* Given task
Give the count of lines that include the string "employee". Add nothing to it.

─── Available records

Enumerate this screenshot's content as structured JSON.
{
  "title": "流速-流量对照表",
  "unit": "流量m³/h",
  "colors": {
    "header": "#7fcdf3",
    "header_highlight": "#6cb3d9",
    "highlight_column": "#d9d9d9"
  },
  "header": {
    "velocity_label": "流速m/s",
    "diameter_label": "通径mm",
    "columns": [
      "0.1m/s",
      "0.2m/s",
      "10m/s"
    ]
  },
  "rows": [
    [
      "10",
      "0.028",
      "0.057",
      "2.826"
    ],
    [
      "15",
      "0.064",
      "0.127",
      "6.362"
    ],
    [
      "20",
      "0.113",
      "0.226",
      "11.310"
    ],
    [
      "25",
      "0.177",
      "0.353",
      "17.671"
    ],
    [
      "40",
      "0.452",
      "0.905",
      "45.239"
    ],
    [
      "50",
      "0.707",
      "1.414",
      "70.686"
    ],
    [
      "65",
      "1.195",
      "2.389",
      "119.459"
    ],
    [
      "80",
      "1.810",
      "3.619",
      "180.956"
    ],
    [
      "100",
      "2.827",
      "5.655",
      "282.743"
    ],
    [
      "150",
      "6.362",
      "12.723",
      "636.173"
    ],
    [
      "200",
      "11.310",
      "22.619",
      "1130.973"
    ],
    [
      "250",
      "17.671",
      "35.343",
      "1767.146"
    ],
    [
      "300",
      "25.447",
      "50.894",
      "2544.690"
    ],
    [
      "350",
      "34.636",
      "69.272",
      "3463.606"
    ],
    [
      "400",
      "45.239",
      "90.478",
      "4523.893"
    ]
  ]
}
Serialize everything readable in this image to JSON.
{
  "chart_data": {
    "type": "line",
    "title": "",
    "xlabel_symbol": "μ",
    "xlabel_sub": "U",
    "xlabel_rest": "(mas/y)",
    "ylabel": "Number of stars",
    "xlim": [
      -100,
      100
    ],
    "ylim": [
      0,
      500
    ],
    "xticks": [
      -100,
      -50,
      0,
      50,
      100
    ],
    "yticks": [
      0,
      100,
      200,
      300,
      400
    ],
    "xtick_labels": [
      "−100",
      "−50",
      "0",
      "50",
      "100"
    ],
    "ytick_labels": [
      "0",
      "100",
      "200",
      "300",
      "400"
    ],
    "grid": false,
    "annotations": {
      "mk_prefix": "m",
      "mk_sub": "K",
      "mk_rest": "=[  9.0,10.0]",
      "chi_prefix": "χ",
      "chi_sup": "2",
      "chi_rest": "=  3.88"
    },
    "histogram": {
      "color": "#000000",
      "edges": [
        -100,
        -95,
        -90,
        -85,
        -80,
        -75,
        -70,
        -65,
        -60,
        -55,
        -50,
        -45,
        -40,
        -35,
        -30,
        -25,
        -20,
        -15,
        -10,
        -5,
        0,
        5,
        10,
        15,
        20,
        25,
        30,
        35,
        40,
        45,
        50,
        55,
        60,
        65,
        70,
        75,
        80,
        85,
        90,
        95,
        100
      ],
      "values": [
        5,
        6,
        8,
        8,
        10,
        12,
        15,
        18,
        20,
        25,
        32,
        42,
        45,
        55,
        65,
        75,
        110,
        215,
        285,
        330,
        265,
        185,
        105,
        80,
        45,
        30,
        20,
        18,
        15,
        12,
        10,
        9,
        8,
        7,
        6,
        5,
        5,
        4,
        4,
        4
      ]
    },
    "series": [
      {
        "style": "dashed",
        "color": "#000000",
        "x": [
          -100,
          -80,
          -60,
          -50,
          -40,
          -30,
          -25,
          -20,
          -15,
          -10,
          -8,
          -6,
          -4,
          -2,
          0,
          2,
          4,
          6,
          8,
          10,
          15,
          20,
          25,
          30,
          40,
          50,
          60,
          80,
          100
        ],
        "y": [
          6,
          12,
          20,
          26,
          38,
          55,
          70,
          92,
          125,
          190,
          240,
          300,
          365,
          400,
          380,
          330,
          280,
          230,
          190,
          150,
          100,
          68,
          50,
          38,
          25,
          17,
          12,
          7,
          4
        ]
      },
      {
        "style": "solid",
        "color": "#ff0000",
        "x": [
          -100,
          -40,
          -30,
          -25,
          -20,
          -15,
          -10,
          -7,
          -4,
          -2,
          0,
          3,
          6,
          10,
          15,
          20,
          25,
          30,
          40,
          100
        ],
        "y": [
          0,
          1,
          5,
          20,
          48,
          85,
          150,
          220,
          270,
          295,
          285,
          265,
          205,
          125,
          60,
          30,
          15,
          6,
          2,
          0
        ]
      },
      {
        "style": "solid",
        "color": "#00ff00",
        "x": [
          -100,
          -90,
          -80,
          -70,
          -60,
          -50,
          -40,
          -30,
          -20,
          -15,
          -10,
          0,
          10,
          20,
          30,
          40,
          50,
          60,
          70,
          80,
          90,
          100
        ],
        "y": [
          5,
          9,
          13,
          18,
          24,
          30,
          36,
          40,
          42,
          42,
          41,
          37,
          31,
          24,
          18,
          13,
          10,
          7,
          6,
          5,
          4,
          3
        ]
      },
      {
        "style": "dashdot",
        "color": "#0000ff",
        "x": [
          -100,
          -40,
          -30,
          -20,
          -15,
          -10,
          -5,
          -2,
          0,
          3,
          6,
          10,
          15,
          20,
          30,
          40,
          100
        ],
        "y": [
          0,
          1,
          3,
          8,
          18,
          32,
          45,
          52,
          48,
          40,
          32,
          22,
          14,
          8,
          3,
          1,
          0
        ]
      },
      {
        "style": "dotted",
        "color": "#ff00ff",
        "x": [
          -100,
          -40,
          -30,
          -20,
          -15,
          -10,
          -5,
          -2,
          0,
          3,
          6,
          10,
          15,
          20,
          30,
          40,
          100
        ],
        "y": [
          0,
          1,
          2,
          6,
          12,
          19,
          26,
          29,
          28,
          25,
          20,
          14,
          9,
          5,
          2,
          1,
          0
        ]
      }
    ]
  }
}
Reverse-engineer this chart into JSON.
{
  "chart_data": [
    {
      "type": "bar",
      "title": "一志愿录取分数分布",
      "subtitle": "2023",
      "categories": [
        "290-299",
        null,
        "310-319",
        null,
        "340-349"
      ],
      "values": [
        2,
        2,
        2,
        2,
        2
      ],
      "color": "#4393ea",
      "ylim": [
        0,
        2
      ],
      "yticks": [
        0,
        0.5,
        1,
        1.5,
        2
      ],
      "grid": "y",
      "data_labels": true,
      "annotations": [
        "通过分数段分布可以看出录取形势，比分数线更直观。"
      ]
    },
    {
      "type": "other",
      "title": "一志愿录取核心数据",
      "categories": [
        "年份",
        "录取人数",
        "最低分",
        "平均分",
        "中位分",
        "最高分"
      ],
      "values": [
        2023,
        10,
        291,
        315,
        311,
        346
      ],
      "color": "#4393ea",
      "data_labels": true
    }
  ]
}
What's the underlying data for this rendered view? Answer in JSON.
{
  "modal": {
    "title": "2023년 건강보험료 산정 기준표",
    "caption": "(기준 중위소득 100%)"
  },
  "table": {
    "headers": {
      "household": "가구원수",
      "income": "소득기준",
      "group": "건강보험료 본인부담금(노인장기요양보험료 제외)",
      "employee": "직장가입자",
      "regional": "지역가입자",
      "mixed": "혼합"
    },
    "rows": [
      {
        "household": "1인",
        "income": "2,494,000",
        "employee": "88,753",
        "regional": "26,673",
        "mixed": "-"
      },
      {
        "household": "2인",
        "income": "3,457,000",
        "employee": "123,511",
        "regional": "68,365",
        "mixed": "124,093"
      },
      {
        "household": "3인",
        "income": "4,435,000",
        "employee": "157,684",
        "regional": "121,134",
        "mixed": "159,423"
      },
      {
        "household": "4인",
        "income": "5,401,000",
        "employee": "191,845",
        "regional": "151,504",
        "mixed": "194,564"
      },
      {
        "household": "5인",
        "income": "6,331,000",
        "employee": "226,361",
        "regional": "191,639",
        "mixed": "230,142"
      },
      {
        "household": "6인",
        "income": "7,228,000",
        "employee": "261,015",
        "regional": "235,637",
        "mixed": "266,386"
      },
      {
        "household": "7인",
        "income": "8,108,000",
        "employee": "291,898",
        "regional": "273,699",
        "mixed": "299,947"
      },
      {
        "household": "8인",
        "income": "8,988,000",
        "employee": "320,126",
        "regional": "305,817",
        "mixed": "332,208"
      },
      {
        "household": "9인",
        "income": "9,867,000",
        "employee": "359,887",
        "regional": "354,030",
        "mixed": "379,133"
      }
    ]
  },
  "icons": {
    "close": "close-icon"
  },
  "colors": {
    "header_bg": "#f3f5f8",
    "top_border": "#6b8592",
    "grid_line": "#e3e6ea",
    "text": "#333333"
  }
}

──────

* Exercise result
10